Görev A
Okuma metnine göre yenileme projesindeki 278 binanın ihalesini hangi şirket aldı?

Evimiz başımıza yıkılana kadar
Bir zamanlar Rumlar, Ermeniler, Levantenler yürürmüş bu sokaklarda. Biz onların hikâyelerini bugün kitaplardan okuyoruz. Sonra göçmenlerin, sokak çocuklarının, seks işçilerinin, yoksulların sığınağı oldu Tarlabaşı. Şimdi onlar da gönderildi. Yalnızca birkaç aile direndi gitmemek için. Onlar da yakında sokaklarda buldozerlerin dolaşacağını biliyorlar ama "evleri başlarına yıkılana kadar" mücadele etmekte kararlılar.
Tarlabaşı hayalet şehir gibi. Sokaklar ıssız, evler boşalmış. Demir kapılar ve korkuluklar satılmak için sökülmüş, tahtalar yakılmak için. Hurdacılar, polisler ve eski sokağını son kez görmeye gelenler dışında pek kimse yok etrafta. Evini boşaltmayan birkaç aile ise yıkıntıların ortasında mahkemenin sonucunu bekliyor. Tıpkı 70 yaşındaki Tamer Bekar gibi.
Yoksulların, göçmenlerin, sokak çocuklarının, seks işçilerinin sığınağı Tarlabaşı’nda artık hiçbir şey eskisi gibi değil. Boşaltılan evler harabeye dönmüş durumda. Demir kapılar, pencere korkulukları sökülmüş, evlerin içleri çöple dolmuş. Şimdilik değişmeyen tek şey sokak başlarını tutmuş kimlik kontrolü yapan polis memurları. İyice ıssızlaşmış sokaklarda hurdacılardan başka, yakacak odun arayan yaşlı bir teyzeye rastlıyorum. “Hiçbir şey bırakmamışlar” diye üzülüyor. Eski sokağını son kez görmeye gelenlerle dertleşiyorum. Evini boşaltmayan birkaç aile de yıkıntıların ortasında, mahkemelerin sonucunu bekliyor. Mülksüzlerin dayanağı ise geçmişleri. Herkes, kaç yıldır buralı olduklarını söylemekle söze başlıyor... Bülbül, Çukur, Şehit Muhtar mahallelerinde 2 bin metrekarelik alanı kapsayan yenileme projesi, 5366 sayılı yasaya dayanıyor. 278 binanın ihalesini alan GAP İnşaat, Nisan 2007’de Beyoğlu Belediyesi’yle sözleşme imzaladı. Alışveriş merkezi ve otel yapımı için ilk kazma vurulmak üzere. Tarlabaşı Bulvarı üzerindeki evlerin önüne yıkım iskelesi kuruldu. Kamulaştırmanın iptali için açılan dava ise henüz sonuçlanmadı.

Veri Kesiti
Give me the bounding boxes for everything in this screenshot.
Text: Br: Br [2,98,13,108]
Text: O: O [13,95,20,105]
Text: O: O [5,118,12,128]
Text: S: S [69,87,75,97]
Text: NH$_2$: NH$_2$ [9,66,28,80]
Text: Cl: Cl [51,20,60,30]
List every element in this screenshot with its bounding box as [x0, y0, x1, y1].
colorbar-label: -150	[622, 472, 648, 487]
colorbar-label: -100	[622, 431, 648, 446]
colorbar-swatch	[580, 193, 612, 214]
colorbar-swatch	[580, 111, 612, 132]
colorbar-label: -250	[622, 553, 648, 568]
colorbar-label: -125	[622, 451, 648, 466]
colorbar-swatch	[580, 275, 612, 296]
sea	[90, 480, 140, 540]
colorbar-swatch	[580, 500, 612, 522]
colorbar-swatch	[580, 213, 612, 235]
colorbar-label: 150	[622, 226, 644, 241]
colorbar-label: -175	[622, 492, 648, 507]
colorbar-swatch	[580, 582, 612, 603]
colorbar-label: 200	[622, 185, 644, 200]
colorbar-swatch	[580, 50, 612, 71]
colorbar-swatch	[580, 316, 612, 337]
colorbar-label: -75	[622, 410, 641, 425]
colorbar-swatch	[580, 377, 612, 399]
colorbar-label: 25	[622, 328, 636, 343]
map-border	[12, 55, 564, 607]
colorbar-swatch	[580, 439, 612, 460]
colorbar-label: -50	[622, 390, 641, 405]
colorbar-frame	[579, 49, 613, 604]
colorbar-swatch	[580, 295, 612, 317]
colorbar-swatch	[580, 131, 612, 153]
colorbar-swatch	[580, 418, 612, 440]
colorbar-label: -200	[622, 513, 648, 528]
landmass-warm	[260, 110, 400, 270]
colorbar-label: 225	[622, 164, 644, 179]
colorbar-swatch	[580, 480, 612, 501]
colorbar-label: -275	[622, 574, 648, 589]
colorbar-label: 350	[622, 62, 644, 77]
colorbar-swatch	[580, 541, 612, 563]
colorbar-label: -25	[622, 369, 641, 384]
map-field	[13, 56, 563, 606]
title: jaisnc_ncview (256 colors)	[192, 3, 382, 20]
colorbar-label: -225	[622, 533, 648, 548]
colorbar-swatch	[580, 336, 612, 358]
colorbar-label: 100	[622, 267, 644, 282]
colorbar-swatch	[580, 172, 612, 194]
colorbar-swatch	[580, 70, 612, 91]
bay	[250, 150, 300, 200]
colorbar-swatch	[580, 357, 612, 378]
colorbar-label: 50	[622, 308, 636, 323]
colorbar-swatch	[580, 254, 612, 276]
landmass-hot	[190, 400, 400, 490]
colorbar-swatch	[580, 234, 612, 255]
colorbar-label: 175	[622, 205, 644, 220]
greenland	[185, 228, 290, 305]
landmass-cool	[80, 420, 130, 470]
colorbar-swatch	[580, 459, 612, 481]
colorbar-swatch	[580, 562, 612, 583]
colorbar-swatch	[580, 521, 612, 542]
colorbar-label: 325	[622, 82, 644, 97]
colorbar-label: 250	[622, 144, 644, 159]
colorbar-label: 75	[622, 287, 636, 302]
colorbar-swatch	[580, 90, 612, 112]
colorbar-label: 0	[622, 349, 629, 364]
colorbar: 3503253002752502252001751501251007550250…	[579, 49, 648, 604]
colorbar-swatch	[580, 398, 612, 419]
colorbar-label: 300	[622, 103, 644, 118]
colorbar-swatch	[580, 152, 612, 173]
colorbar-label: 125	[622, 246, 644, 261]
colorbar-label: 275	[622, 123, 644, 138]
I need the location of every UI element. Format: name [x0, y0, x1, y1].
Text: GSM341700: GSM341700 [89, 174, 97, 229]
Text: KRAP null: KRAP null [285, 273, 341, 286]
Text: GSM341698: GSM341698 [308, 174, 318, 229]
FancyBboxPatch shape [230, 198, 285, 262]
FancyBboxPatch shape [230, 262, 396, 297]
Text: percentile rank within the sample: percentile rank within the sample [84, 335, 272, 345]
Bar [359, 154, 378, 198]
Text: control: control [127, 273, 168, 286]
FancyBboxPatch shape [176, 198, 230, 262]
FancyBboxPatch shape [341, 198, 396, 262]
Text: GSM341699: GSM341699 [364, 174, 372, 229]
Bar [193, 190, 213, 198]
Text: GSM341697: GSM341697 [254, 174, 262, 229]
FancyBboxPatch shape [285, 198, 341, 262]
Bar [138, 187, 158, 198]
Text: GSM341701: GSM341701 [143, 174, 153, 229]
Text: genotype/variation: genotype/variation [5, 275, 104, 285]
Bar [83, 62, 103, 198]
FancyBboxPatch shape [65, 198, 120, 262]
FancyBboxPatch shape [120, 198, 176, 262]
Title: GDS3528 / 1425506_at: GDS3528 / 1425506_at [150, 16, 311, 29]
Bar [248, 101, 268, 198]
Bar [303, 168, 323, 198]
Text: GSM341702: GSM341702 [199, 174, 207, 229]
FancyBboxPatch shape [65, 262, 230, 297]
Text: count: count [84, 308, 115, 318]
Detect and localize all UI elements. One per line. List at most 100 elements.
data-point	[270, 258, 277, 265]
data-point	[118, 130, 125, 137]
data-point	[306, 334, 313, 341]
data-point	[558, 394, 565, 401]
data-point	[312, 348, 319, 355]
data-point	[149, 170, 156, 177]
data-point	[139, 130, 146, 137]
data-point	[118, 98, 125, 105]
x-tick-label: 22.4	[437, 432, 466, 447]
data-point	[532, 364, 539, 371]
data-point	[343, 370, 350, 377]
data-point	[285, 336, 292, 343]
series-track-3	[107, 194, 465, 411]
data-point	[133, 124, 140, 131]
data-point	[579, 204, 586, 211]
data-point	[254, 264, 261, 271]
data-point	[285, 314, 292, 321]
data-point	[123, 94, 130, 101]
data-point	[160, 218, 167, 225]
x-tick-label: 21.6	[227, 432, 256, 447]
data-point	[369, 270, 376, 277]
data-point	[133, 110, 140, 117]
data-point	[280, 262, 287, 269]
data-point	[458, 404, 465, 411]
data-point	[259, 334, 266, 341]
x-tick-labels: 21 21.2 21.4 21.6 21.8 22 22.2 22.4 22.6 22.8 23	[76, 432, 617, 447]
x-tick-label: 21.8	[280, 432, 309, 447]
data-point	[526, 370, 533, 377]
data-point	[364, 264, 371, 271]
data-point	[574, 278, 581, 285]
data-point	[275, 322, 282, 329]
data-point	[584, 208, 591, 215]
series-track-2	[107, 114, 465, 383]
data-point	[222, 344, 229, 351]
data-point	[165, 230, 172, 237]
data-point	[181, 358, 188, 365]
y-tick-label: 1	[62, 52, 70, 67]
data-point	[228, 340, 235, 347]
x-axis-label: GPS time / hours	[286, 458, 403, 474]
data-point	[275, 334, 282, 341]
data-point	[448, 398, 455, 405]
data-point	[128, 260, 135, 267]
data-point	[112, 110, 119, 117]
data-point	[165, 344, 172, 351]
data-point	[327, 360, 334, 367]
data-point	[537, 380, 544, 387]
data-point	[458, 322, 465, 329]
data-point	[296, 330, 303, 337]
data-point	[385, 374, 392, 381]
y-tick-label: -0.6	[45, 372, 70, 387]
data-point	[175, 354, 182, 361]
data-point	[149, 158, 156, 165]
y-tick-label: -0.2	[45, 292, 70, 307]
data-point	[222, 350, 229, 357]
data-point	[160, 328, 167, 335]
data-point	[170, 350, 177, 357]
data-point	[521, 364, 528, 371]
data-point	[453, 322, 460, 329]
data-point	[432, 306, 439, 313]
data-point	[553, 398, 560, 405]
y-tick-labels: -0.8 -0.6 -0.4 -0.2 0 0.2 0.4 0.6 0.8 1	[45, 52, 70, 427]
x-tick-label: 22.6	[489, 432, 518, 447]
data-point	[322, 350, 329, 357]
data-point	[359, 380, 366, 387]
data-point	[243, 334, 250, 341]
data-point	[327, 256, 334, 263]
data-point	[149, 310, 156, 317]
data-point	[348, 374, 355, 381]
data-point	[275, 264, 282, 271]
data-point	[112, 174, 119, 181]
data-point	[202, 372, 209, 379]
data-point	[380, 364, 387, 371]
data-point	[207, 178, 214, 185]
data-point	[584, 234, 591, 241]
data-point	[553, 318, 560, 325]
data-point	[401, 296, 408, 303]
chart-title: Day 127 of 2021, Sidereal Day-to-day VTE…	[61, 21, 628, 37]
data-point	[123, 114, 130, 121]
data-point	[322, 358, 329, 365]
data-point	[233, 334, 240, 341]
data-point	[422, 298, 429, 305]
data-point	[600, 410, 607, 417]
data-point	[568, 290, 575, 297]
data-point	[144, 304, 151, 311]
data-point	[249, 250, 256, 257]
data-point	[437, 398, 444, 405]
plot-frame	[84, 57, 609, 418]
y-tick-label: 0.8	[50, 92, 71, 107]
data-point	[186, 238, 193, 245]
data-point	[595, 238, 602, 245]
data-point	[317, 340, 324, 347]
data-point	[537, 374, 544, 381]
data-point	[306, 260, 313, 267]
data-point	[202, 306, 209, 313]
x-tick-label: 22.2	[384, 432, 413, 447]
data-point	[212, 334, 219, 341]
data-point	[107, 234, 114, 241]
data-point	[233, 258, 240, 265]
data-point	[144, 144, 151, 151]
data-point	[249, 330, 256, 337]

Görev B
Girdilerin ilk satırından başlayıp "111, 612, 132]" geçen satıra kadar (iki uç dahil) olan satırları, "colorbar-label" yerine "colorbar-tick" koyarak yeniden yazın. Geri kalan her şey aynı kalsın.

Yanıt A
GAP İnşaat

Yanıt B
Give me the bounding boxes for everything in this screenshot.
Text: Br: Br [2,98,13,108]
Text: O: O [13,95,20,105]
Text: O: O [5,118,12,128]
Text: S: S [69,87,75,97]
Text: NH$_2$: NH$_2$ [9,66,28,80]
Text: Cl: Cl [51,20,60,30]
List every element in this screenshot with its bounding box as [x0, y0, x1, y1].
colorbar-tick: -150	[622, 472, 648, 487]
colorbar-tick: -100	[622, 431, 648, 446]
colorbar-swatch	[580, 193, 612, 214]
colorbar-swatch	[580, 111, 612, 132]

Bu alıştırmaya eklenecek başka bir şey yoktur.